Data to process —
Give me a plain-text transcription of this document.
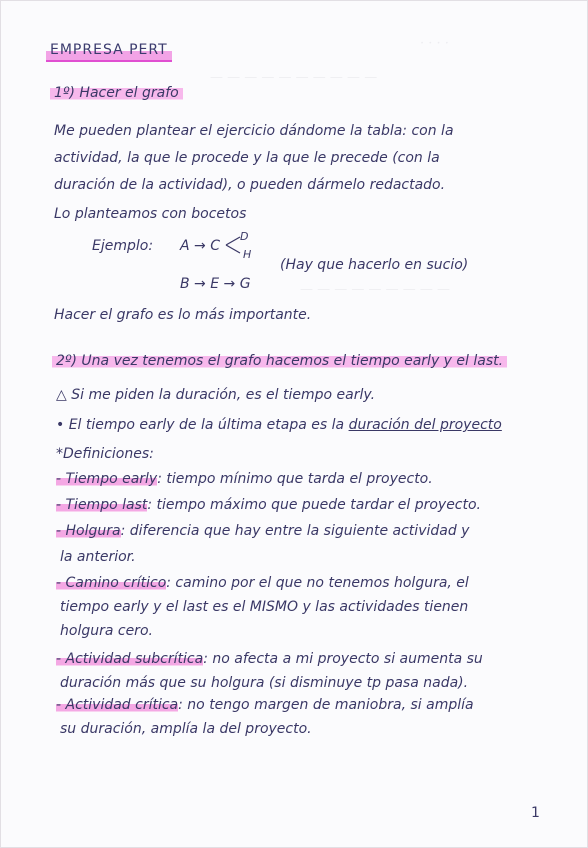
· · · ·
— — — — — — — — — —
— — — — — — — — —
EMPRESA PERT
1º) Hacer el grafo
Me pueden plantear el ejercicio dándome la tabla: con la
actividad, la que le procede y la que le precede (con la
duración de la actividad), o pueden dármelo redactado.
Lo planteamos con bocetos
Ejemplo: A → C
D
H
(Hay que hacerlo en sucio)
B → E → G
Hacer el grafo es lo más importante.
2º) Una vez tenemos el grafo hacemos el tiempo early y el last.
△ Si me piden la duración, es el tiempo early.
• El tiempo early de la última etapa es la duración del proyecto
*Definiciones:
- Tiempo early: tiempo mínimo que tarda el proyecto.
- Tiempo last: tiempo máximo que puede tardar el proyecto.
- Holgura: diferencia que hay entre la siguiente actividad y
la anterior.
- Camino crítico: camino por el que no tenemos holgura, el
tiempo early y el last es el MISMO y las actividades tienen
holgura cero.
- Actividad subcrítica: no afecta a mi proyecto si aumenta su
duración más que su holgura (si disminuye tp pasa nada).
- Actividad crítica: no tengo margen de maniobra, si amplía
su duración, amplía la del proyecto.
1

Given instruction — Give every record again exactly, apart from the pictures, which stay out.

Full output —
Give me a plain-text transcription of this document.
· · · ·
— — — — — — — — — —
— — — — — — — — —
EMPRESA PERT
1º) Hacer el grafo
Me pueden plantear el ejercicio dándome la tabla: con la
actividad, la que le procede y la que le precede (con la
duración de la actividad), o pueden dármelo redactado.
Lo planteamos con bocetos
Ejemplo: A → C
D
H
(Hay que hacerlo en sucio)
B → E → G
Hacer el grafo es lo más importante.
2º) Una vez tenemos el grafo hacemos el tiempo early y el last.
△ Si me piden la duración, es el tiempo early.
• El tiempo early de la última etapa es la duración del proyecto
*Definiciones:
- Tiempo early: tiempo mínimo que tarda el proyecto.
- Tiempo last: tiempo máximo que puede tardar el proyecto.
- Holgura: diferencia que hay entre la siguiente actividad y
la anterior.
- Camino crítico: camino por el que no tenemos holgura, el
tiempo early y el last es el MISMO y las actividades tienen
holgura cero.
- Actividad subcrítica: no afecta a mi proyecto si aumenta su
duración más que su holgura (si disminuye tp pasa nada).
- Actividad crítica: no tengo margen de maniobra, si amplía
su duración, amplía la del proyecto.
1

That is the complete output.